— begin —

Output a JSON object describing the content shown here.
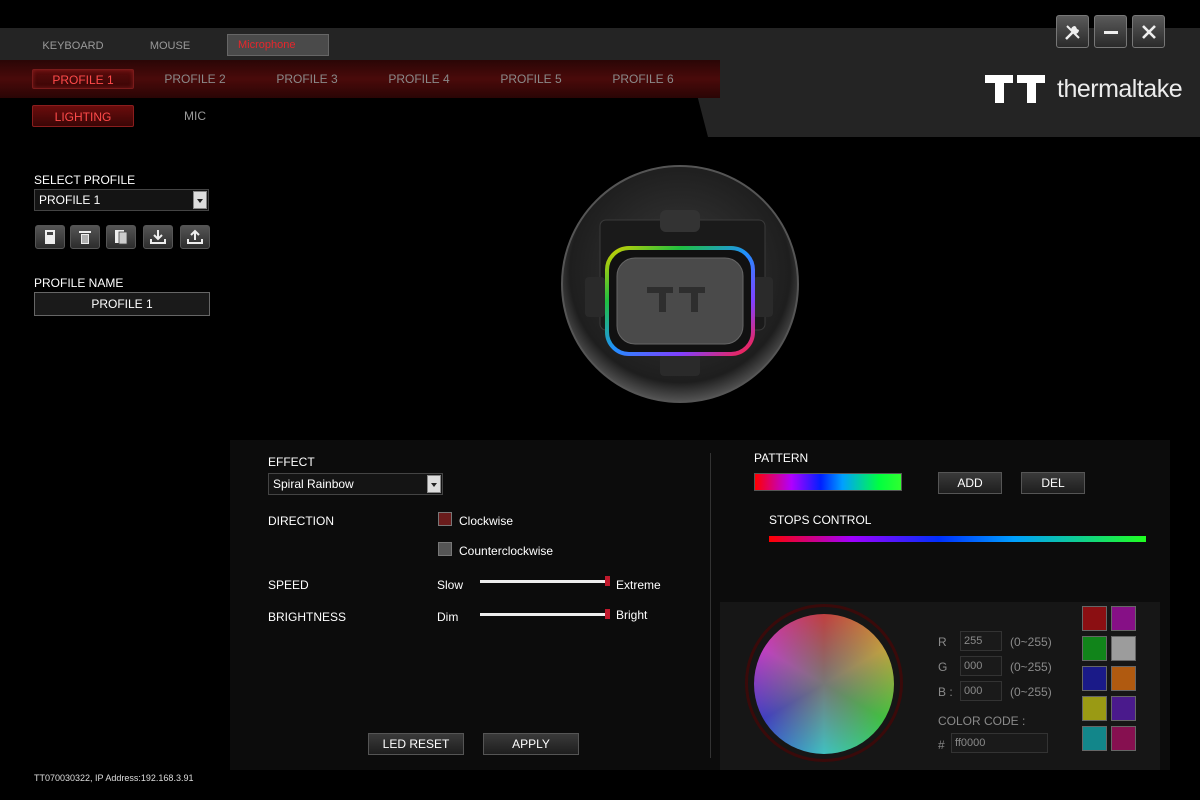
{
  "device_tabs": [
    "KEYBOARD",
    "MOUSE",
    "Microphone"
  ],
  "brand": {
    "name": "thermaltake"
  },
  "profile_tabs": [
    "PROFILE 1",
    "PROFILE 2",
    "PROFILE 3",
    "PROFILE 4",
    "PROFILE 5",
    "PROFILE 6"
  ],
  "sub_tabs": [
    "LIGHTING",
    "MIC"
  ],
  "left": {
    "select_profile_label": "SELECT PROFILE",
    "select_profile_value": "PROFILE 1",
    "profile_name_label": "PROFILE NAME",
    "profile_name_value": "PROFILE 1",
    "icon_buttons": [
      "save-icon",
      "delete-icon",
      "copy-icon",
      "import-icon",
      "export-icon"
    ]
  },
  "effect": {
    "label": "EFFECT",
    "value": "Spiral Rainbow",
    "direction_label": "DIRECTION",
    "directions": [
      "Clockwise",
      "Counterclockwise"
    ],
    "direction_selected": "Clockwise",
    "speed_label": "SPEED",
    "speed_min": "Slow",
    "speed_max": "Extreme",
    "speed_level": 1.0,
    "brightness_label": "BRIGHTNESS",
    "brightness_min": "Dim",
    "brightness_max": "Bright",
    "brightness_level": 1.0,
    "led_reset": "LED RESET",
    "apply": "APPLY"
  },
  "pattern": {
    "label": "PATTERN",
    "add": "ADD",
    "del": "DEL",
    "stops_label": "STOPS CONTROL"
  },
  "color": {
    "r_label": "R",
    "g_label": "G",
    "b_label": "B :",
    "r": "255",
    "g": "000",
    "b": "000",
    "range": "(0~255)",
    "code_label": "COLOR CODE :",
    "hash": "#",
    "code": "ff0000",
    "swatches": [
      "#8b0f12",
      "#861086",
      "#11841a",
      "#9c9c9c",
      "#1a1a88",
      "#b05a10",
      "#9a9a14",
      "#4a1a8c",
      "#12868a",
      "#861050"
    ]
  },
  "status": "TT070030322, IP Address:192.168.3.91",
  "colors": {
    "accent": "#c0192c",
    "active_text": "#ff4a4a"
  }
}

— end —

» **WHAT TO DO**: Using the records above, retype everything exactly except the pictures.

» **REPLY TO THE TASK**:
Output a JSON object describing the content shown here.
{
  "device_tabs": [
    "KEYBOARD",
    "MOUSE",
    "Microphone"
  ],
  "brand": {
    "name": "thermaltake"
  },
  "profile_tabs": [
    "PROFILE 1",
    "PROFILE 2",
    "PROFILE 3",
    "PROFILE 4",
    "PROFILE 5",
    "PROFILE 6"
  ],
  "sub_tabs": [
    "LIGHTING",
    "MIC"
  ],
  "left": {
    "select_profile_label": "SELECT PROFILE",
    "select_profile_value": "PROFILE 1",
    "profile_name_label": "PROFILE NAME",
    "profile_name_value": "PROFILE 1",
    "icon_buttons": [
      "save-icon",
      "delete-icon",
      "copy-icon",
      "import-icon",
      "export-icon"
    ]
  },
  "effect": {
    "label": "EFFECT",
    "value": "Spiral Rainbow",
    "direction_label": "DIRECTION",
    "directions": [
      "Clockwise",
      "Counterclockwise"
    ],
    "direction_selected": "Clockwise",
    "speed_label": "SPEED",
    "speed_min": "Slow",
    "speed_max": "Extreme",
    "speed_level": 1.0,
    "brightness_label": "BRIGHTNESS",
    "brightness_min": "Dim",
    "brightness_max": "Bright",
    "brightness_level": 1.0,
    "led_reset": "LED RESET",
    "apply": "APPLY"
  },
  "pattern": {
    "label": "PATTERN",
    "add": "ADD",
    "del": "DEL",
    "stops_label": "STOPS CONTROL"
  },
  "color": {
    "r_label": "R",
    "g_label": "G",
    "b_label": "B :",
    "r": "255",
    "g": "000",
    "b": "000",
    "range": "(0~255)",
    "code_label": "COLOR CODE :",
    "hash": "#",
    "code": "ff0000",
    "swatches": [
      "#8b0f12",
      "#861086",
      "#11841a",
      "#9c9c9c",
      "#1a1a88",
      "#b05a10",
      "#9a9a14",
      "#4a1a8c",
      "#12868a",
      "#861050"
    ]
  },
  "status": "TT070030322, IP Address:192.168.3.91",
  "colors": {
    "accent": "#c0192c",
    "active_text": "#ff4a4a"
  }
}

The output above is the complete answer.